● **Problem statement**
Only the number is wanted: count the lines in the data with "onto" in them.

● **Data supplied**
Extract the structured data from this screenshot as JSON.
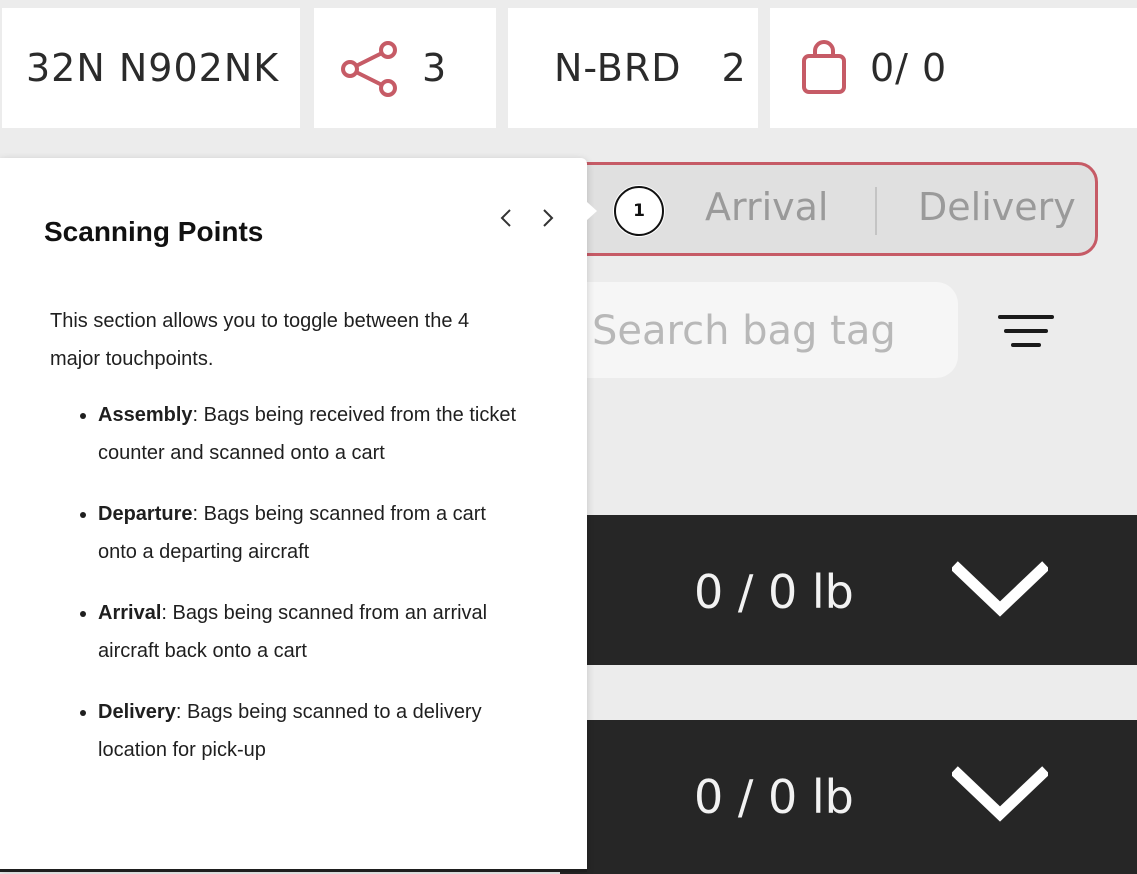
{
  "header": {
    "flight": "32N N902NK",
    "share_icon": "share-icon",
    "share_count": "3",
    "gate_code": "N-BRD",
    "gate_count": "2",
    "bag_icon": "shopping-bag-icon",
    "bag_count": "0/ 0"
  },
  "segment": {
    "step_number": "1",
    "tabs": [
      {
        "label": "Arrival"
      },
      {
        "label": "Delivery"
      }
    ],
    "accent_color": "#c65b66"
  },
  "search": {
    "placeholder": "Search bag tag",
    "filter_icon": "filter-icon"
  },
  "rows": [
    {
      "weight": "0 / 0 lb",
      "icon": "chevron-down-icon"
    },
    {
      "weight": "0 / 0 lb",
      "icon": "chevron-down-icon"
    }
  ],
  "tour": {
    "title": "Scanning Points",
    "prev_icon": "chevron-left-icon",
    "next_icon": "chevron-right-icon",
    "intro": "This section allows you to toggle between the 4 major touchpoints.",
    "items": [
      {
        "term": "Assembly",
        "desc": ": Bags being received from the ticket counter and scanned onto a cart"
      },
      {
        "term": "Departure",
        "desc": ": Bags being scanned from a cart onto a departing aircraft"
      },
      {
        "term": "Arrival",
        "desc": ": Bags being scanned from an arrival aircraft back onto a cart"
      },
      {
        "term": "Delivery",
        "desc": ": Bags being scanned to a delivery location for pick-up"
      }
    ]
  }
}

● **Exercise solution**
3